Write out the data below in full, unchanged, minus the images.

[Entries with figure data]
━━━━━━

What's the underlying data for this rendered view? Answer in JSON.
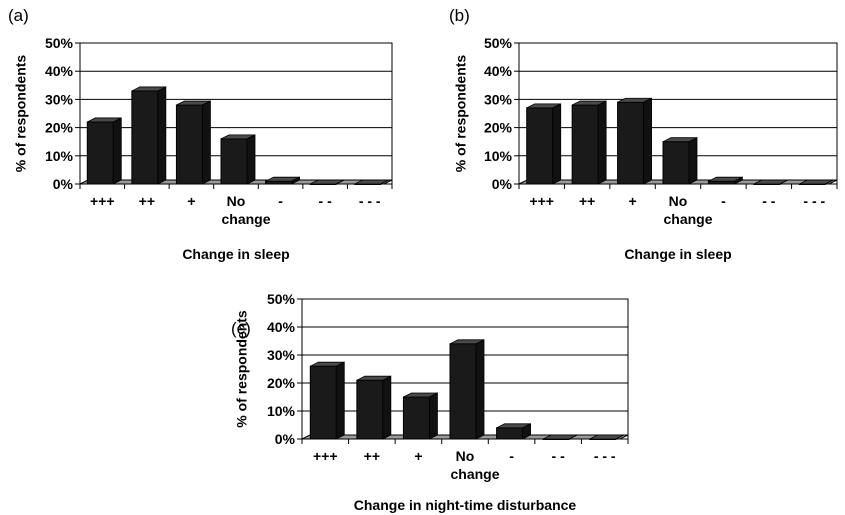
{
  "chart_data": [
    {
      "type": "bar",
      "panel": "(a)",
      "categories": [
        "+++",
        "++",
        "+",
        "No change",
        "-",
        "- -",
        "- - -"
      ],
      "values": [
        22,
        33,
        28,
        16,
        1,
        0,
        0
      ],
      "xlabel": "Change in sleep",
      "ylabel": "% of respondents",
      "ylim": [
        0,
        50
      ],
      "yticks": [
        "0%",
        "10%",
        "20%",
        "30%",
        "40%",
        "50%"
      ],
      "grid": true,
      "bar_color": "#1a1a1a"
    },
    {
      "type": "bar",
      "panel": "(b)",
      "categories": [
        "+++",
        "++",
        "+",
        "No change",
        "-",
        "- -",
        "- - -"
      ],
      "values": [
        27,
        28,
        29,
        15,
        1,
        0,
        0
      ],
      "xlabel": "Change in sleep",
      "ylabel": "% of respondents",
      "ylim": [
        0,
        50
      ],
      "yticks": [
        "0%",
        "10%",
        "20%",
        "30%",
        "40%",
        "50%"
      ],
      "grid": true,
      "bar_color": "#1a1a1a"
    },
    {
      "type": "bar",
      "panel": "(c)",
      "categories": [
        "+++",
        "++",
        "+",
        "No change",
        "-",
        "- -",
        "- - -"
      ],
      "values": [
        26,
        21,
        15,
        34,
        4,
        0,
        0
      ],
      "xlabel": "Change in night-time disturbance",
      "ylabel": "% of respondents",
      "ylim": [
        0,
        50
      ],
      "yticks": [
        "0%",
        "10%",
        "20%",
        "30%",
        "40%",
        "50%"
      ],
      "grid": true,
      "bar_color": "#1a1a1a"
    }
  ]
}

━━━━━━

RESULT:
What's the underlying data for this rendered view? Answer in JSON.
{
  "chart_data": [
    {
      "type": "bar",
      "panel": "(a)",
      "categories": [
        "+++",
        "++",
        "+",
        "No change",
        "-",
        "- -",
        "- - -"
      ],
      "values": [
        22,
        33,
        28,
        16,
        1,
        0,
        0
      ],
      "xlabel": "Change in sleep",
      "ylabel": "% of respondents",
      "ylim": [
        0,
        50
      ],
      "yticks": [
        "0%",
        "10%",
        "20%",
        "30%",
        "40%",
        "50%"
      ],
      "grid": true,
      "bar_color": "#1a1a1a"
    },
    {
      "type": "bar",
      "panel": "(b)",
      "categories": [
        "+++",
        "++",
        "+",
        "No change",
        "-",
        "- -",
        "- - -"
      ],
      "values": [
        27,
        28,
        29,
        15,
        1,
        0,
        0
      ],
      "xlabel": "Change in sleep",
      "ylabel": "% of respondents",
      "ylim": [
        0,
        50
      ],
      "yticks": [
        "0%",
        "10%",
        "20%",
        "30%",
        "40%",
        "50%"
      ],
      "grid": true,
      "bar_color": "#1a1a1a"
    },
    {
      "type": "bar",
      "panel": "(c)",
      "categories": [
        "+++",
        "++",
        "+",
        "No change",
        "-",
        "- -",
        "- - -"
      ],
      "values": [
        26,
        21,
        15,
        34,
        4,
        0,
        0
      ],
      "xlabel": "Change in night-time disturbance",
      "ylabel": "% of respondents",
      "ylim": [
        0,
        50
      ],
      "yticks": [
        "0%",
        "10%",
        "20%",
        "30%",
        "40%",
        "50%"
      ],
      "grid": true,
      "bar_color": "#1a1a1a"
    }
  ]
}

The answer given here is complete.